# WHAT THIS TASK INVOLVES
Repeat the material exactly as it appears.

# EXERCISE INPUT
——

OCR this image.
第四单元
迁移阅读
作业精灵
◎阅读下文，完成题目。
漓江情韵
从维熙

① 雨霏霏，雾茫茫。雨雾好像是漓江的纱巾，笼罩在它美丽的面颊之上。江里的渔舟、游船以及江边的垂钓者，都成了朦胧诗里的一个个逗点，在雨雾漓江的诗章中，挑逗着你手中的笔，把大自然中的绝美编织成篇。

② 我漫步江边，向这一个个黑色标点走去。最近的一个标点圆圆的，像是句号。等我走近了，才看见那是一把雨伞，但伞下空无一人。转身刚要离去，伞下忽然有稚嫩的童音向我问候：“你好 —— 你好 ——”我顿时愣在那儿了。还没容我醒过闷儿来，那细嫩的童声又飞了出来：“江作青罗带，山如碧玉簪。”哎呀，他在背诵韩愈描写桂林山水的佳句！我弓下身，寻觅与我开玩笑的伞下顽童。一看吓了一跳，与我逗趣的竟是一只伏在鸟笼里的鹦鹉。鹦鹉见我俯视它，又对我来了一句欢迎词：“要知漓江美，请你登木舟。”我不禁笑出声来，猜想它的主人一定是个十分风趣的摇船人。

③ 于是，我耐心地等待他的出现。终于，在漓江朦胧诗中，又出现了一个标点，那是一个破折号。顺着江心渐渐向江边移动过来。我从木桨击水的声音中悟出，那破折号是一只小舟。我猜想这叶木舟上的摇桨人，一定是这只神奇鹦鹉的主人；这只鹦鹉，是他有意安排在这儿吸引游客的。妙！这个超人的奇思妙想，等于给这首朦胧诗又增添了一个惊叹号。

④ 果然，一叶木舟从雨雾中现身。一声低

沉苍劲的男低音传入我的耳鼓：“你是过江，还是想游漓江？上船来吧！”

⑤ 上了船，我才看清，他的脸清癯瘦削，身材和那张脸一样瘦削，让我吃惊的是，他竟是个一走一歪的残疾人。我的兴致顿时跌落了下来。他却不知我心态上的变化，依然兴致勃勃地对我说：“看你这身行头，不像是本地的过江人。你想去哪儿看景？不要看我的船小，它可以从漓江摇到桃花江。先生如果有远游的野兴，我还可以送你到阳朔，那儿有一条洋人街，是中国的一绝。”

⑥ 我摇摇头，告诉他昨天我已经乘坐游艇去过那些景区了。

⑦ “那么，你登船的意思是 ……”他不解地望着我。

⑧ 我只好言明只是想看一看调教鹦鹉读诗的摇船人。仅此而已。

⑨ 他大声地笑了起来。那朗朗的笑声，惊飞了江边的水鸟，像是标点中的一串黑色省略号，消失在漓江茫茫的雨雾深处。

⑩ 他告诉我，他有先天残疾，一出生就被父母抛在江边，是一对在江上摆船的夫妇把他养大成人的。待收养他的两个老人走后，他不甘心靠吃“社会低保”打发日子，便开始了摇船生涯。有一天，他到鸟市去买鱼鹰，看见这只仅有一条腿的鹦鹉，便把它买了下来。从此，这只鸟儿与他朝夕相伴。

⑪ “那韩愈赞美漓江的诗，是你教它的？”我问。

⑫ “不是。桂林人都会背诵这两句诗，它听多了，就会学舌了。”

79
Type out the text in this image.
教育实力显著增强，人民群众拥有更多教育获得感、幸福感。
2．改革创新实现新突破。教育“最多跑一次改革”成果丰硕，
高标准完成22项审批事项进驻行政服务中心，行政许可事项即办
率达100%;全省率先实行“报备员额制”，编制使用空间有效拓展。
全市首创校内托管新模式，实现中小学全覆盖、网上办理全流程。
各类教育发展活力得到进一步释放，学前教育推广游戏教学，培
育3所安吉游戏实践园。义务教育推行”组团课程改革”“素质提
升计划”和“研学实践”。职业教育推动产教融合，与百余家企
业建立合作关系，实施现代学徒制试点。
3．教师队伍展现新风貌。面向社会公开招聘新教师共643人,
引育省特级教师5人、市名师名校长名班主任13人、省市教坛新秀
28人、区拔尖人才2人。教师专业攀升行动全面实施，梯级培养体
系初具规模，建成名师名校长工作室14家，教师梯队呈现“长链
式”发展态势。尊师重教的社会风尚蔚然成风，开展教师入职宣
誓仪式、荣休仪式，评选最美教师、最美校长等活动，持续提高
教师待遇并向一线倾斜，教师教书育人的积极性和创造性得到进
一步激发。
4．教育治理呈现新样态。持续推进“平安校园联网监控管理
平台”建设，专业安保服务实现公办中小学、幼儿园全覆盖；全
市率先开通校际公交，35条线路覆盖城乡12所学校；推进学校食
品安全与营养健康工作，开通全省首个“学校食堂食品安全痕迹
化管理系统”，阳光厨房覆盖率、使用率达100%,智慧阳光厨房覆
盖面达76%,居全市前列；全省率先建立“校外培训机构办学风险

——

# RESPONSE TO THE EXERCISE
OCR this image.
第四单元
迁移阅读
作业精灵
◎阅读下文，完成题目。
漓江情韵
从维熙

① 雨霏霏，雾茫茫。雨雾好像是漓江的纱巾，笼罩在它美丽的面颊之上。江里的渔舟、游船以及江边的垂钓者，都成了朦胧诗里的一个个逗点，在雨雾漓江的诗章中，挑逗着你手中的笔，把大自然中的绝美编织成篇。

② 我漫步江边，向这一个个黑色标点走去。最近的一个标点圆圆的，像是句号。等我走近了，才看见那是一把雨伞，但伞下空无一人。转身刚要离去，伞下忽然有稚嫩的童音向我问候：“你好 —— 你好 ——”我顿时愣在那儿了。还没容我醒过闷儿来，那细嫩的童声又飞了出来：“江作青罗带，山如碧玉簪。”哎呀，他在背诵韩愈描写桂林山水的佳句！我弓下身，寻觅与我开玩笑的伞下顽童。一看吓了一跳，与我逗趣的竟是一只伏在鸟笼里的鹦鹉。鹦鹉见我俯视它，又对我来了一句欢迎词：“要知漓江美，请你登木舟。”我不禁笑出声来，猜想它的主人一定是个十分风趣的摇船人。

③ 于是，我耐心地等待他的出现。终于，在漓江朦胧诗中，又出现了一个标点，那是一个破折号。顺着江心渐渐向江边移动过来。我从木桨击水的声音中悟出，那破折号是一只小舟。我猜想这叶木舟上的摇桨人，一定是这只神奇鹦鹉的主人；这只鹦鹉，是他有意安排在这儿吸引游客的。妙！这个超人的奇思妙想，等于给这首朦胧诗又增添了一个惊叹号。

④ 果然，一叶木舟从雨雾中现身。一声低

沉苍劲的男低音传入我的耳鼓：“你是过江，还是想游漓江？上船来吧！”

⑤ 上了船，我才看清，他的脸清癯瘦削，身材和那张脸一样瘦削，让我吃惊的是，他竟是个一走一歪的残疾人。我的兴致顿时跌落了下来。他却不知我心态上的变化，依然兴致勃勃地对我说：“看你这身行头，不像是本地的过江人。你想去哪儿看景？不要看我的船小，它可以从漓江摇到桃花江。先生如果有远游的野兴，我还可以送你到阳朔，那儿有一条洋人街，是中国的一绝。”

⑥ 我摇摇头，告诉他昨天我已经乘坐游艇去过那些景区了。

⑦ “那么，你登船的意思是 ……”他不解地望着我。

⑧ 我只好言明只是想看一看调教鹦鹉读诗的摇船人。仅此而已。

⑨ 他大声地笑了起来。那朗朗的笑声，惊飞了江边的水鸟，像是标点中的一串黑色省略号，消失在漓江茫茫的雨雾深处。

⑩ 他告诉我，他有先天残疾，一出生就被父母抛在江边，是一对在江上摆船的夫妇把他养大成人的。待收养他的两个老人走后，他不甘心靠吃“社会低保”打发日子，便开始了摇船生涯。有一天，他到鸟市去买鱼鹰，看见这只仅有一条腿的鹦鹉，便把它买了下来。从此，这只鸟儿与他朝夕相伴。

⑪ “那韩愈赞美漓江的诗，是你教它的？”我问。

⑫ “不是。桂林人都会背诵这两句诗，它听多了，就会学舌了。”

79
Type out the text in this image.
教育实力显著增强，人民群众拥有更多教育获得感、幸福感。
2．改革创新实现新突破。教育“最多跑一次改革”成果丰硕，
高标准完成22项审批事项进驻行政服务中心，行政许可事项即办
率达100%;全省率先实行“报备员额制”，编制使用空间有效拓展。
全市首创校内托管新模式，实现中小学全覆盖、网上办理全流程。
各类教育发展活力得到进一步释放，学前教育推广游戏教学，培
育3所安吉游戏实践园。义务教育推行”组团课程改革”“素质提
升计划”和“研学实践”。职业教育推动产教融合，与百余家企
业建立合作关系，实施现代学徒制试点。
3．教师队伍展现新风貌。面向社会公开招聘新教师共643人,
引育省特级教师5人、市名师名校长名班主任13人、省市教坛新秀
28人、区拔尖人才2人。教师专业攀升行动全面实施，梯级培养体
系初具规模，建成名师名校长工作室14家，教师梯队呈现“长链
式”发展态势。尊师重教的社会风尚蔚然成风，开展教师入职宣
誓仪式、荣休仪式，评选最美教师、最美校长等活动，持续提高
教师待遇并向一线倾斜，教师教书育人的积极性和创造性得到进
一步激发。
4．教育治理呈现新样态。持续推进“平安校园联网监控管理
平台”建设，专业安保服务实现公办中小学、幼儿园全覆盖；全
市率先开通校际公交，35条线路覆盖城乡12所学校；推进学校食
品安全与营养健康工作，开通全省首个“学校食堂食品安全痕迹
化管理系统”，阳光厨房覆盖率、使用率达100%,智慧阳光厨房覆
盖面达76%,居全市前列；全省率先建立“校外培训机构办学风险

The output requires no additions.